*INSTRUCTIONS FOR THE TASK*. Rename "building-icon" to "office-icon" in the material from its first line through the line containing "now-label: NOW bbox=[313, 10, 343, 24]", inclusive, and return only those lines with everything else left unchanged.

*INPUT FOR THIS TASK*.
-----

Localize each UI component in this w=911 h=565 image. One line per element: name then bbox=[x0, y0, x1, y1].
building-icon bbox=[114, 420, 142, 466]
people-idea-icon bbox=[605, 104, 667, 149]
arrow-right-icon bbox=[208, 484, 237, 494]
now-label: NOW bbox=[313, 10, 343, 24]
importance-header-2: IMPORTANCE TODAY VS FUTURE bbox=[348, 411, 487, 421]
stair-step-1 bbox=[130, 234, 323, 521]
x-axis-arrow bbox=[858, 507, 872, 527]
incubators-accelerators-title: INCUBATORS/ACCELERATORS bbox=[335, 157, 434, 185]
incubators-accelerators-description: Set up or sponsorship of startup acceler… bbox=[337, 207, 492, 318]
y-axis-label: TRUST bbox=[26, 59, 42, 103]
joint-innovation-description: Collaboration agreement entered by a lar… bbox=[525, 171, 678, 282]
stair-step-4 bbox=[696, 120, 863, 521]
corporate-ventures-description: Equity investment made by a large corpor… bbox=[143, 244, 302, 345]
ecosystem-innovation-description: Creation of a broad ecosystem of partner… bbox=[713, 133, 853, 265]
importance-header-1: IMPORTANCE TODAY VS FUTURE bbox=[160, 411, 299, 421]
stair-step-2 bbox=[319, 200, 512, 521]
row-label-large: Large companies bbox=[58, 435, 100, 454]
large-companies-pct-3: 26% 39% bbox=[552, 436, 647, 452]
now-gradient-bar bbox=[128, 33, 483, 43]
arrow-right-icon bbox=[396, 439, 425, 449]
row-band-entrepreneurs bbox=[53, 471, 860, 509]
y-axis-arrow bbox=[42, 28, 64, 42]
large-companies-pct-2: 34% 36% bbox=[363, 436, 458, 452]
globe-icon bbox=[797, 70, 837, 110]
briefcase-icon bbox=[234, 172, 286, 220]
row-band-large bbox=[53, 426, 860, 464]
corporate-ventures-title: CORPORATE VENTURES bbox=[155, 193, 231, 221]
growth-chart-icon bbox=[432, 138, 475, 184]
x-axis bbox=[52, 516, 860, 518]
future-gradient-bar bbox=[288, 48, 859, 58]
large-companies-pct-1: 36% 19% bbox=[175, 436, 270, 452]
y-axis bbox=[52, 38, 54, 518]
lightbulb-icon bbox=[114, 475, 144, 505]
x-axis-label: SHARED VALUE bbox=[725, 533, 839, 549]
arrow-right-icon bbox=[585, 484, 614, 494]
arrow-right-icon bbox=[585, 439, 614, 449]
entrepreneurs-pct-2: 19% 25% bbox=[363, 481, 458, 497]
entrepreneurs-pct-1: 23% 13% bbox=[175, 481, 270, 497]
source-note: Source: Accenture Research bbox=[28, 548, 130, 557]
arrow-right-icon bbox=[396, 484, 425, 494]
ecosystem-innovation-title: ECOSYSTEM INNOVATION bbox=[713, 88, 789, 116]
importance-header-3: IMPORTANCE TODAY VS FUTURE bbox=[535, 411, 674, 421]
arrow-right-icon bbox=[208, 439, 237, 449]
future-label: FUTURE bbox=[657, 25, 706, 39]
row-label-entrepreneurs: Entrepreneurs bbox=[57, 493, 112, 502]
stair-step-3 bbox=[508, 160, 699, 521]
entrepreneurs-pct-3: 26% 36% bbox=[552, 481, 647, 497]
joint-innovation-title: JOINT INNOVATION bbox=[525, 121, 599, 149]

-----

*SOLUTION BELOW*.
Localize each UI component in this w=911 h=565 image. One line per element: name then bbox=[x0, y0, x1, y1].
office-icon bbox=[114, 420, 142, 466]
people-idea-icon bbox=[605, 104, 667, 149]
arrow-right-icon bbox=[208, 484, 237, 494]
now-label: NOW bbox=[313, 10, 343, 24]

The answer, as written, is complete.